Pictures do not belong in the copy; quote every entry below exactly.

>> Begin SUPPLIED MATERIAL

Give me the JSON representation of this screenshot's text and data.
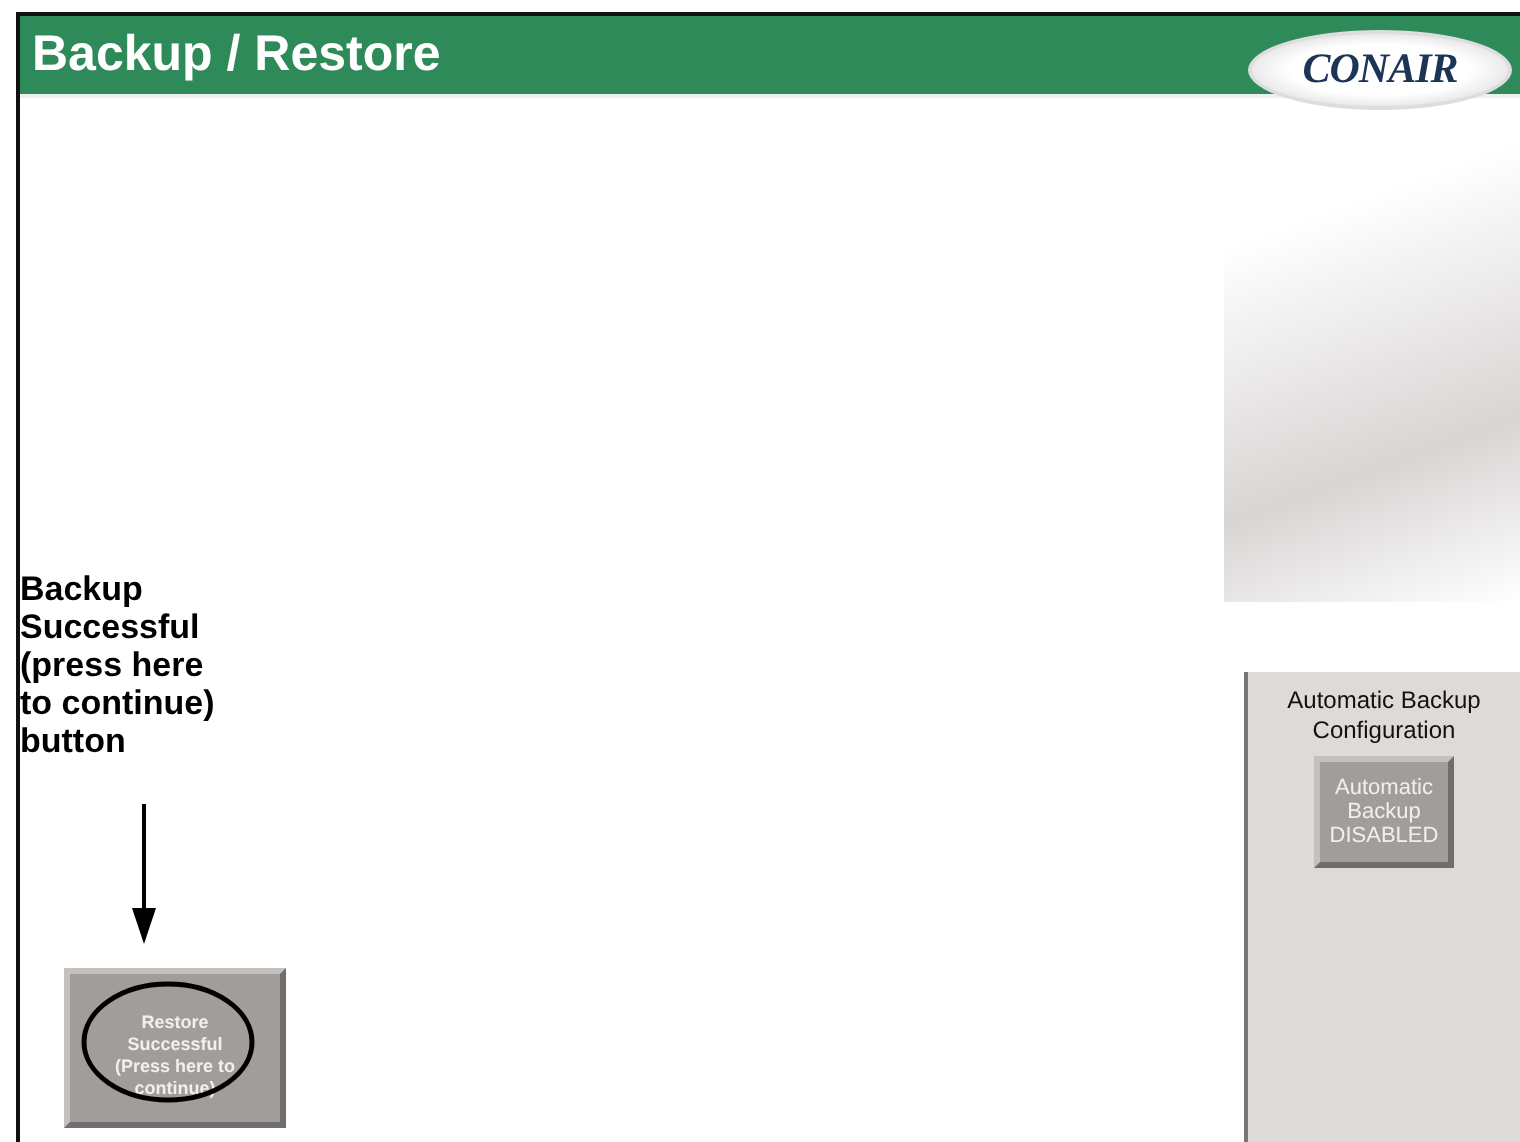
{
  "header": {
    "title": "Backup / Restore",
    "logo": "CONAIR"
  },
  "annotation": {
    "text": "Backup\nSuccessful\n(press here\nto continue)\nbutton"
  },
  "restore_button": {
    "label": "Restore\nSuccessful\n(Press here to\ncontinue)"
  },
  "auto_backup_panel": {
    "title": "Automatic Backup\nConfiguration",
    "button": {
      "label": "Automatic\nBackup\nDISABLED"
    }
  }
}
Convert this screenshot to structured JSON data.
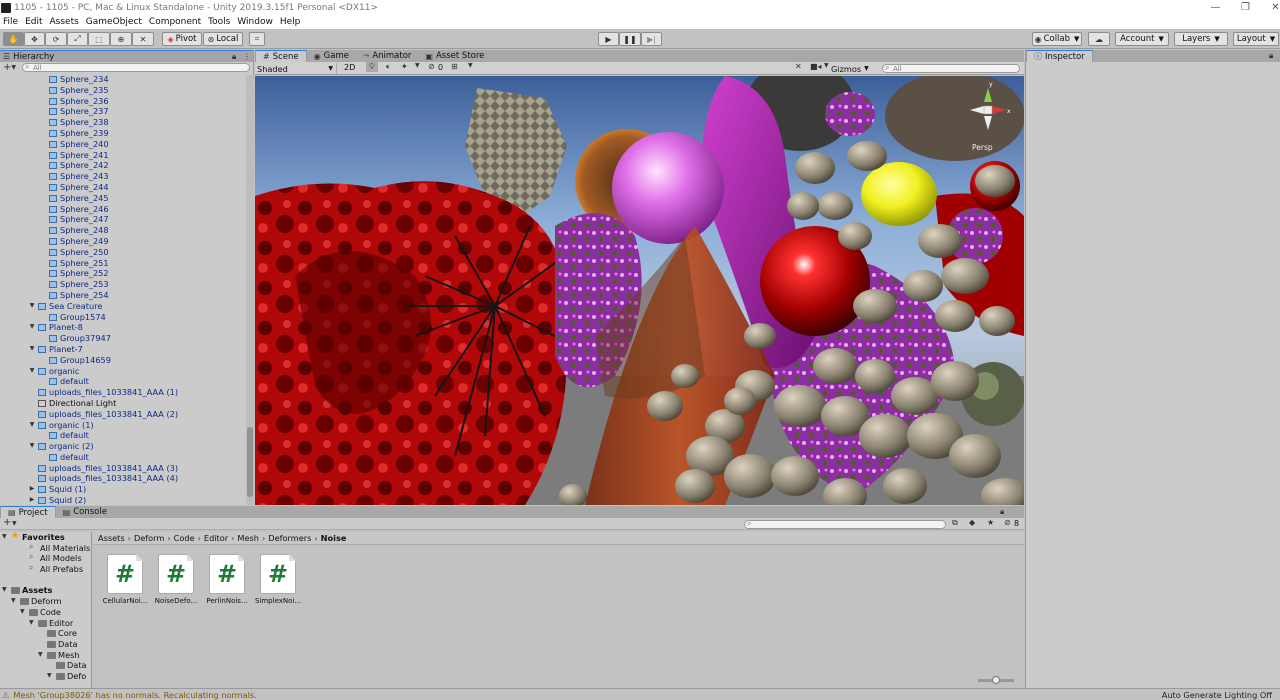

>> End SUPPLIED MATERIAL

FINAL RESULT |
Give me the JSON representation of this screenshot's text and data.
{
  "header": {
    "title": "Backup / Restore",
    "logo": "CONAIR"
  },
  "annotation": {
    "text": "Backup\nSuccessful\n(press here\nto continue)\nbutton"
  },
  "restore_button": {
    "label": "Restore\nSuccessful\n(Press here to\ncontinue)"
  },
  "auto_backup_panel": {
    "title": "Automatic Backup\nConfiguration",
    "button": {
      "label": "Automatic\nBackup\nDISABLED"
    }
  }
}
Convert this screenshot to structured JSON data.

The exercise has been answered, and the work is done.